(Stored records)

****************

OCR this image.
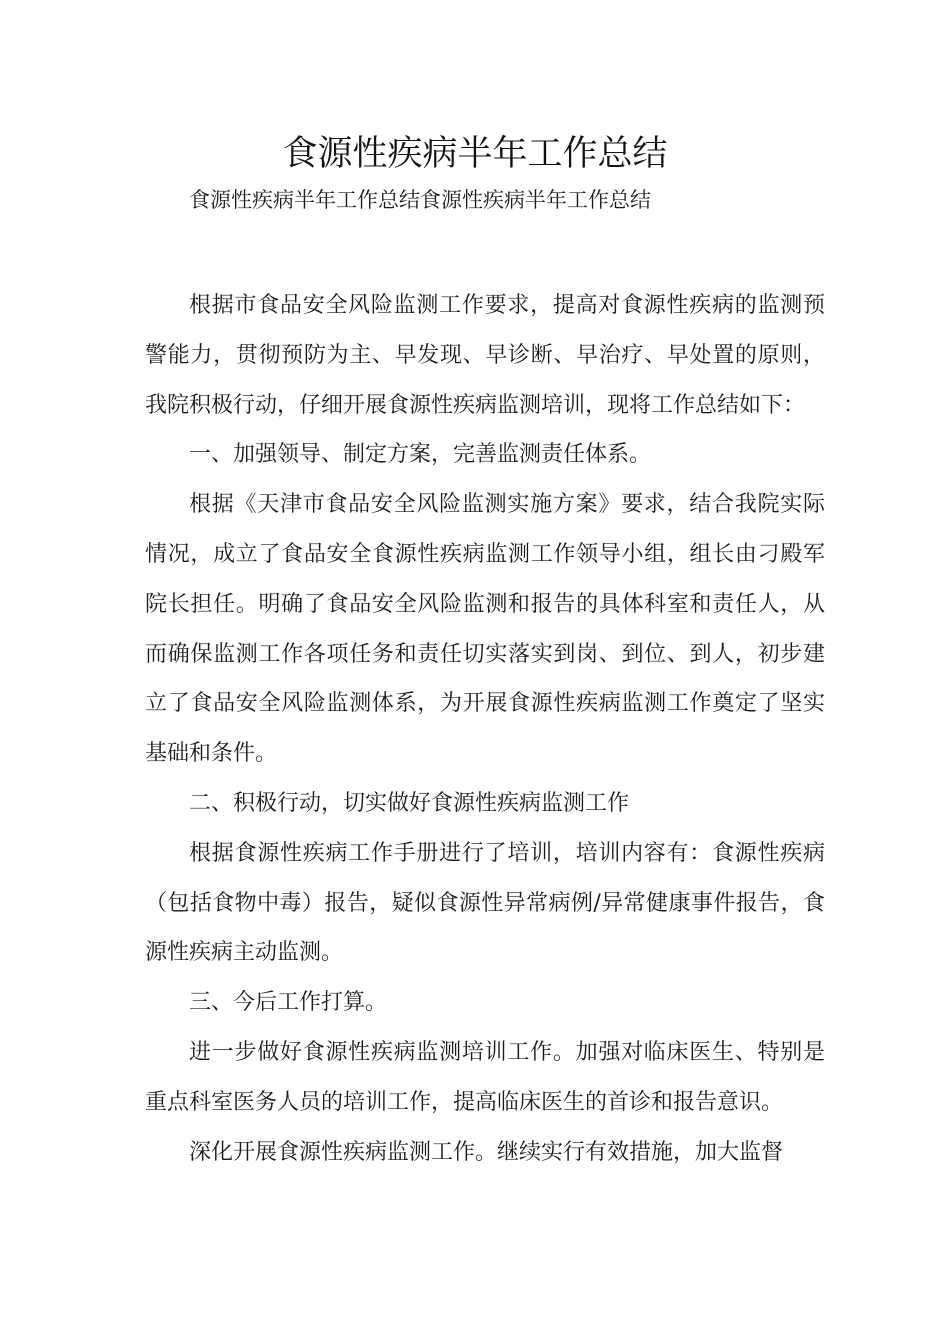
食源性疾病半年工作总结
食源性疾病半年工作总结食源性疾病半年工作总结

根据市食品安全风险监测工作要求，提高对食源性疾病的监测预警能力，贯彻预防为主、早发现、早诊断、早治疗、早处置的原则，我院积极行动，仔细开展食源性疾病监测培训，现将工作总结如下：

一、加强领导、制定方案，完善监测责任体系。

根据《天津市食品安全风险监测实施方案》要求，结合我院实际情况，成立了食品安全食源性疾病监测工作领导小组，组长由刁殿军院长担任。明确了食品安全风险监测和报告的具体科室和责任人，从而确保监测工作各项任务和责任切实落实到岗、到位、到人，初步建立了食品安全风险监测体系，为开展食源性疾病监测工作奠定了坚实基础和条件。

二、积极行动，切实做好食源性疾病监测工作

根据食源性疾病工作手册进行了培训，培训内容有：食源性疾病（包括食物中毒）报告，疑似食源性异常病例/异常健康事件报告，食源性疾病主动监测。

三、今后工作打算。

进一步做好食源性疾病监测培训工作。加强对临床医生、特别是重点科室医务人员的培训工作，提高临床医生的首诊和报告意识。

深化开展食源性疾病监测工作。继续实行有效措施，加大监督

****************

▶ Stated task
Each entry must be retyped word for word, with every image omitted.

▶ Complete answer
OCR this image.
食源性疾病半年工作总结
食源性疾病半年工作总结食源性疾病半年工作总结

根据市食品安全风险监测工作要求，提高对食源性疾病的监测预警能力，贯彻预防为主、早发现、早诊断、早治疗、早处置的原则，我院积极行动，仔细开展食源性疾病监测培训，现将工作总结如下：

一、加强领导、制定方案，完善监测责任体系。

根据《天津市食品安全风险监测实施方案》要求，结合我院实际情况，成立了食品安全食源性疾病监测工作领导小组，组长由刁殿军院长担任。明确了食品安全风险监测和报告的具体科室和责任人，从而确保监测工作各项任务和责任切实落实到岗、到位、到人，初步建立了食品安全风险监测体系，为开展食源性疾病监测工作奠定了坚实基础和条件。

二、积极行动，切实做好食源性疾病监测工作

根据食源性疾病工作手册进行了培训，培训内容有：食源性疾病（包括食物中毒）报告，疑似食源性异常病例/异常健康事件报告，食源性疾病主动监测。

三、今后工作打算。

进一步做好食源性疾病监测培训工作。加强对临床医生、特别是重点科室医务人员的培训工作，提高临床医生的首诊和报告意识。

深化开展食源性疾病监测工作。继续实行有效措施，加大监督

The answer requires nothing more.